**What the task asks:** Extract all lines that hold "Producción" from the records below.
• • •
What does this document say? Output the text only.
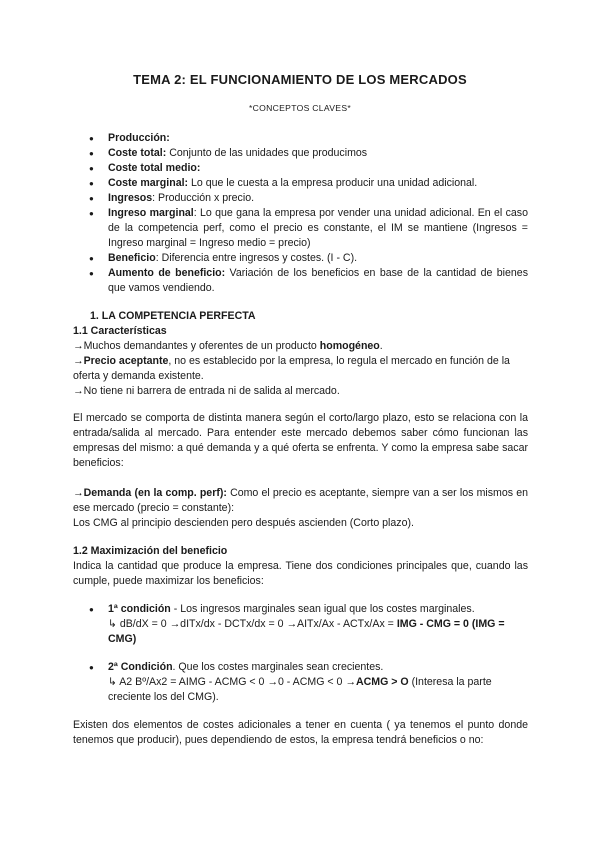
TEMA 2: EL FUNCIONAMIENTO DE LOS MERCADOS
*CONCEPTOS CLAVES*
● Producción:
● Coste total: Conjunto de las unidades que producimos
● Coste total medio:
● Coste marginal: Lo que le cuesta a la empresa producir una unidad adicional.
● Ingresos: Producción x precio.
● Ingreso marginal: Lo que gana la empresa por vender una unidad adicional. En el caso de la competencia perf, como el precio es constante, el IM se mantiene (Ingresos = Ingreso marginal = Ingreso medio = precio)
● Beneficio: Diferencia entre ingresos y costes. (I - C).
● Aumento de beneficio: Variación de los beneficios en base de la cantidad de bienes que vamos vendiendo.
1. LA COMPETENCIA PERFECTA
1.1 Características
→Muchos demandantes y oferentes de un producto homogéneo.
→Precio aceptante, no es establecido por la empresa, lo regula el mercado en función de la oferta y demanda existente.
→No tiene ni barrera de entrada ni de salida al mercado.
El mercado se comporta de distinta manera según el corto/largo plazo, esto se relaciona con la entrada/salida al mercado. Para entender este mercado debemos saber cómo funcionan las empresas del mismo: a qué demanda y a qué oferta se enfrenta. Y como la empresa sabe sacar beneficios:
→Demanda (en la comp. perf): Como el precio es aceptante, siempre van a ser los mismos en ese mercado (precio = constante):
Los CMG al principio descienden pero después ascienden (Corto plazo).
1.2 Maximización del beneficio
Indica la cantidad que produce la empresa. Tiene dos condiciones principales que, cuando las cumple, puede maximizar los beneficios:
● 1ª condición - Los ingresos marginales sean igual que los costes marginales.
↳ dB/dX = 0 →dITx/dx - DCTx/dx = 0 →AITx/Ax - ACTx/Ax = IMG - CMG = 0 (IMG = CMG)
● 2ª Condición. Que los costes marginales sean crecientes.
↳ A2 Bº/Ax2 = AIMG - ACMG < 0 →0 - ACMG < 0 →ACMG > O (Interesa la parte creciente los del CMG).
Existen dos elementos de costes adicionales a tener en cuenta ( ya tenemos el punto donde tenemos que producir), pues dependiendo de estos, la empresa tendrá beneficios o no:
• • •
**Response to the exercise:**
● Producción:
● Ingresos: Producción x precio.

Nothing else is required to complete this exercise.